======== Dataset rows

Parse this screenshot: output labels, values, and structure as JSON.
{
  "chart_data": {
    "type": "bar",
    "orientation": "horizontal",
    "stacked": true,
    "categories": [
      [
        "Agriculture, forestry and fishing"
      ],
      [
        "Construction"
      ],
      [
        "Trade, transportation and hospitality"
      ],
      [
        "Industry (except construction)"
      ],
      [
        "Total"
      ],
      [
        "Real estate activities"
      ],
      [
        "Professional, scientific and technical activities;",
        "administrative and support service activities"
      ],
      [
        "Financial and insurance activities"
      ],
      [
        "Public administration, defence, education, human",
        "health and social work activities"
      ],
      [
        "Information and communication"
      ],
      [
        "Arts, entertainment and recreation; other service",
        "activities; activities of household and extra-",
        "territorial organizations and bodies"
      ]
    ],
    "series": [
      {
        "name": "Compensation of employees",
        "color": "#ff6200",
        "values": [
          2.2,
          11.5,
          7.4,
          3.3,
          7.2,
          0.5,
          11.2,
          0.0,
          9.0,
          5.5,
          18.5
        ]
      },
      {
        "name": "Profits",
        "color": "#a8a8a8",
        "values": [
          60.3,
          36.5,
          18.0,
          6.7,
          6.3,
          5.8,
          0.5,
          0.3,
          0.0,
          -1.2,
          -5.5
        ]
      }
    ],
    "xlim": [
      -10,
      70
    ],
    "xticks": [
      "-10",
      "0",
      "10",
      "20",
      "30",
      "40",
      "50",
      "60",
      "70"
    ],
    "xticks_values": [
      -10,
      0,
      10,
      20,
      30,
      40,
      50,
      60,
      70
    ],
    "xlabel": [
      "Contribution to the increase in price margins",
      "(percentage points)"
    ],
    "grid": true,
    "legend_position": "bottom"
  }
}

================

* Goal of the exercise *
From the records above, extract everything verbatim.

* Correct response *
Parse this screenshot: output labels, values, and structure as JSON.
{
  "chart_data": {
    "type": "bar",
    "orientation": "horizontal",
    "stacked": true,
    "categories": [
      [
        "Agriculture, forestry and fishing"
      ],
      [
        "Construction"
      ],
      [
        "Trade, transportation and hospitality"
      ],
      [
        "Industry (except construction)"
      ],
      [
        "Total"
      ],
      [
        "Real estate activities"
      ],
      [
        "Professional, scientific and technical activities;",
        "administrative and support service activities"
      ],
      [
        "Financial and insurance activities"
      ],
      [
        "Public administration, defence, education, human",
        "health and social work activities"
      ],
      [
        "Information and communication"
      ],
      [
        "Arts, entertainment and recreation; other service",
        "activities; activities of household and extra-",
        "territorial organizations and bodies"
      ]
    ],
    "series": [
      {
        "name": "Compensation of employees",
        "color": "#ff6200",
        "values": [
          2.2,
          11.5,
          7.4,
          3.3,
          7.2,
          0.5,
          11.2,
          0.0,
          9.0,
          5.5,
          18.5
        ]
      },
      {
        "name": "Profits",
        "color": "#a8a8a8",
        "values": [
          60.3,
          36.5,
          18.0,
          6.7,
          6.3,
          5.8,
          0.5,
          0.3,
          0.0,
          -1.2,
          -5.5
        ]
      }
    ],
    "xlim": [
      -10,
      70
    ],
    "xticks": [
      "-10",
      "0",
      "10",
      "20",
      "30",
      "40",
      "50",
      "60",
      "70"
    ],
    "xticks_values": [
      -10,
      0,
      10,
      20,
      30,
      40,
      50,
      60,
      70
    ],
    "xlabel": [
      "Contribution to the increase in price margins",
      "(percentage points)"
    ],
    "grid": true,
    "legend_position": "bottom"
  }
}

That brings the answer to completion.